**Problem to work on**
Only the pictures are omitted; repeat all other data exactly.

**The data**
- - -

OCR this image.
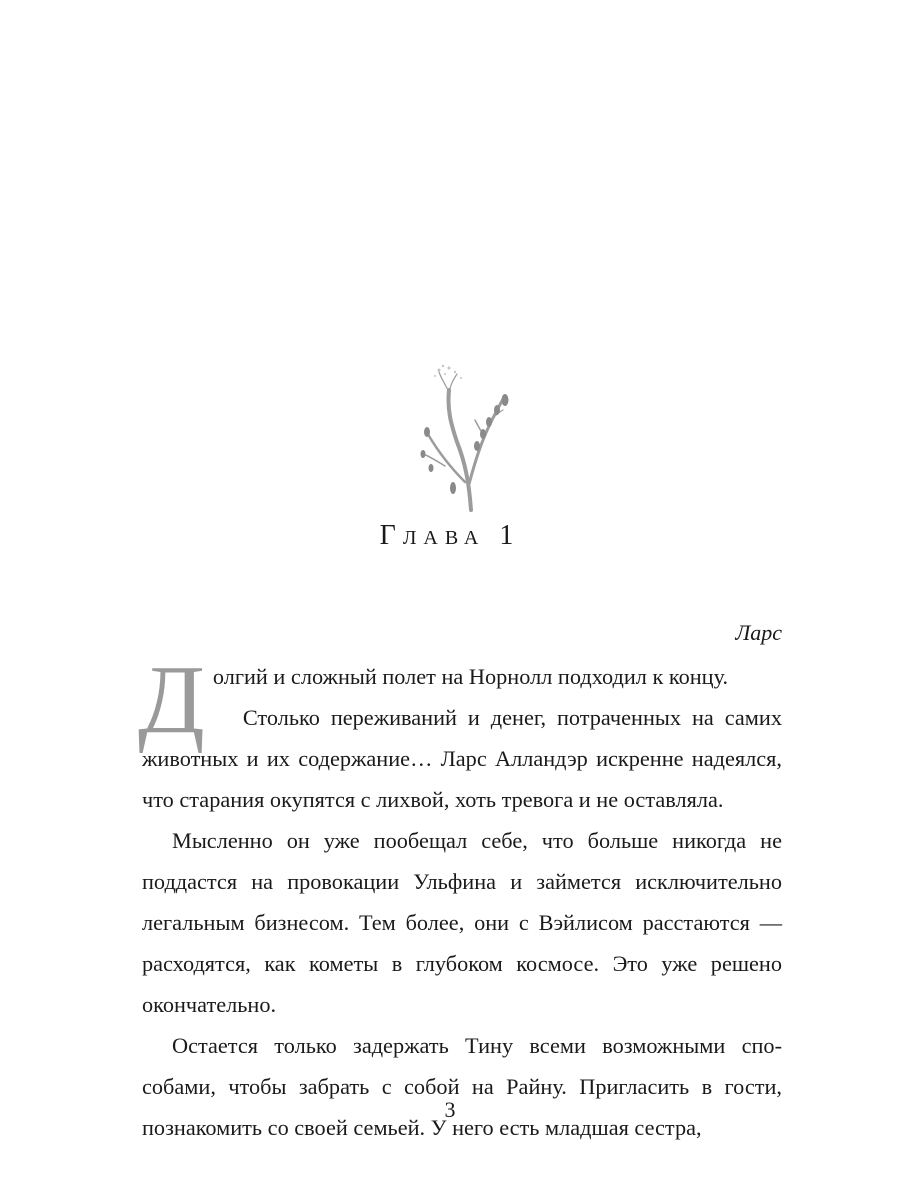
Глава 1
Ларс

Долгий и сложный полет на Норнолл подходил к концу.

Столько переживаний и денег, потраченных на самих животных и их содержание… Ларс Алландэр искренне надеялся, что старания окупятся с лихвой, хоть тревога и не оставляла.

Мысленно он уже пообещал себе, что больше никогда не поддастся на провокации Ульфина и займется исключительно легальным бизнесом. Тем более, они с Вэйлисом расстаются — расходятся, как кометы в глубоком космосе. Это уже решено окончательно.

Остается только задержать Тину всеми возможными способами, чтобы забрать с собой на Райну. Пригласить в гости, познакомить со своей семьей. У него есть младшая сестра,

3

- - -

**Task answer**
OCR this image.
Глава 1
Ларс

Долгий и сложный полет на Норнолл подходил к концу.

Столько переживаний и денег, потраченных на самих животных и их содержание… Ларс Алландэр искренне надеялся, что старания окупятся с лихвой, хоть тревога и не оставляла.

Мысленно он уже пообещал себе, что больше никогда не поддастся на провокации Ульфина и займется исключительно легальным бизнесом. Тем более, они с Вэйлисом расстаются — расходятся, как кометы в глубоком космосе. Это уже решено окончательно.

Остается только задержать Тину всеми возможными способами, чтобы забрать с собой на Райну. Пригласить в гости, познакомить со своей семьей. У него есть младшая сестра,

3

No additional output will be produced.